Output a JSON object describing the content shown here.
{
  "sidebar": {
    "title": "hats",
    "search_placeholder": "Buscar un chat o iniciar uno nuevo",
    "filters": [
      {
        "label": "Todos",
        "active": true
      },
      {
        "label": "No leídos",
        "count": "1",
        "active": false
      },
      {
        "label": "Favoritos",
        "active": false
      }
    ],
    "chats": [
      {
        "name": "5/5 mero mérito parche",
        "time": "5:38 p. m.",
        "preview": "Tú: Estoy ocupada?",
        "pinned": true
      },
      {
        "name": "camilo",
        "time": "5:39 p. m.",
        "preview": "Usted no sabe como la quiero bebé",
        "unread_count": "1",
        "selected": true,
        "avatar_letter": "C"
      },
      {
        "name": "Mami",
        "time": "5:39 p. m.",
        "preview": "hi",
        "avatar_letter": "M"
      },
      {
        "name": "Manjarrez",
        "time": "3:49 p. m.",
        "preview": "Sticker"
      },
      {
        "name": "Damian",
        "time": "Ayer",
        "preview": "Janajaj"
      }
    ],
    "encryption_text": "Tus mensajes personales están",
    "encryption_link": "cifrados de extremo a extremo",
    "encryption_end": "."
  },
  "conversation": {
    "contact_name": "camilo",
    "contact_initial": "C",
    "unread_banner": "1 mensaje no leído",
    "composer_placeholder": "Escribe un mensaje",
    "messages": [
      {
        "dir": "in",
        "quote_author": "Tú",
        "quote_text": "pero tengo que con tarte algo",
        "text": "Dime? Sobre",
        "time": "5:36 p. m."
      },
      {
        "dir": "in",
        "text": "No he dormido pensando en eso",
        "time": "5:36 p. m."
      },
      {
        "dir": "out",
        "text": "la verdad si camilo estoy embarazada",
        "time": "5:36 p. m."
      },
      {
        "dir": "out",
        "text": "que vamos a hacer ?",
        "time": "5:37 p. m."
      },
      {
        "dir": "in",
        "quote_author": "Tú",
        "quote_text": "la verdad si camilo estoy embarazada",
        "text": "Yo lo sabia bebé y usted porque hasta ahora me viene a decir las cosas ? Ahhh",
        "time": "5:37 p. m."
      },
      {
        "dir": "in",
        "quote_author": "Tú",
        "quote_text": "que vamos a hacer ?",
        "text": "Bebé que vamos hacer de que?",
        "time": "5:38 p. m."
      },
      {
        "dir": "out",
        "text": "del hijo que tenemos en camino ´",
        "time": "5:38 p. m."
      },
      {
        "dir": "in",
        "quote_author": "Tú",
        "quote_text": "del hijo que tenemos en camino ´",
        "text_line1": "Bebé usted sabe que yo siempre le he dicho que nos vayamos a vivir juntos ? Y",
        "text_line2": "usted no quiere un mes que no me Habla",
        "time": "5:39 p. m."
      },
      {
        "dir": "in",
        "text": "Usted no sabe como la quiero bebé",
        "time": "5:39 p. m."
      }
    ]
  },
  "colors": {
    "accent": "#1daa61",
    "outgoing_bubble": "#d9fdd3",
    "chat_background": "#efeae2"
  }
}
————
_PROBLEM TO WORK ON_
Make an exact copy of every entry.

_RESPONSE_
Output a JSON object describing the content shown here.
{
  "sidebar": {
    "title": "hats",
    "search_placeholder": "Buscar un chat o iniciar uno nuevo",
    "filters": [
      {
        "label": "Todos",
        "active": true
      },
      {
        "label": "No leídos",
        "count": "1",
        "active": false
      },
      {
        "label": "Favoritos",
        "active": false
      }
    ],
    "chats": [
      {
        "name": "5/5 mero mérito parche",
        "time": "5:38 p. m.",
        "preview": "Tú: Estoy ocupada?",
        "pinned": true
      },
      {
        "name": "camilo",
        "time": "5:39 p. m.",
        "preview": "Usted no sabe como la quiero bebé",
        "unread_count": "1",
        "selected": true,
        "avatar_letter": "C"
      },
      {
        "name": "Mami",
        "time": "5:39 p. m.",
        "preview": "hi",
        "avatar_letter": "M"
      },
      {
        "name": "Manjarrez",
        "time": "3:49 p. m.",
        "preview": "Sticker"
      },
      {
        "name": "Damian",
        "time": "Ayer",
        "preview": "Janajaj"
      }
    ],
    "encryption_text": "Tus mensajes personales están",
    "encryption_link": "cifrados de extremo a extremo",
    "encryption_end": "."
  },
  "conversation": {
    "contact_name": "camilo",
    "contact_initial": "C",
    "unread_banner": "1 mensaje no leído",
    "composer_placeholder": "Escribe un mensaje",
    "messages": [
      {
        "dir": "in",
        "quote_author": "Tú",
        "quote_text": "pero tengo que con tarte algo",
        "text": "Dime? Sobre",
        "time": "5:36 p. m."
      },
      {
        "dir": "in",
        "text": "No he dormido pensando en eso",
        "time": "5:36 p. m."
      },
      {
        "dir": "out",
        "text": "la verdad si camilo estoy embarazada",
        "time": "5:36 p. m."
      },
      {
        "dir": "out",
        "text": "que vamos a hacer ?",
        "time": "5:37 p. m."
      },
      {
        "dir": "in",
        "quote_author": "Tú",
        "quote_text": "la verdad si camilo estoy embarazada",
        "text": "Yo lo sabia bebé y usted porque hasta ahora me viene a decir las cosas ? Ahhh",
        "time": "5:37 p. m."
      },
      {
        "dir": "in",
        "quote_author": "Tú",
        "quote_text": "que vamos a hacer ?",
        "text": "Bebé que vamos hacer de que?",
        "time": "5:38 p. m."
      },
      {
        "dir": "out",
        "text": "del hijo que tenemos en camino ´",
        "time": "5:38 p. m."
      },
      {
        "dir": "in",
        "quote_author": "Tú",
        "quote_text": "del hijo que tenemos en camino ´",
        "text_line1": "Bebé usted sabe que yo siempre le he dicho que nos vayamos a vivir juntos ? Y",
        "text_line2": "usted no quiere un mes que no me Habla",
        "time": "5:39 p. m."
      },
      {
        "dir": "in",
        "text": "Usted no sabe como la quiero bebé",
        "time": "5:39 p. m."
      }
    ]
  },
  "colors": {
    "accent": "#1daa61",
    "outgoing_bubble": "#d9fdd3",
    "chat_background": "#efeae2"
  }
}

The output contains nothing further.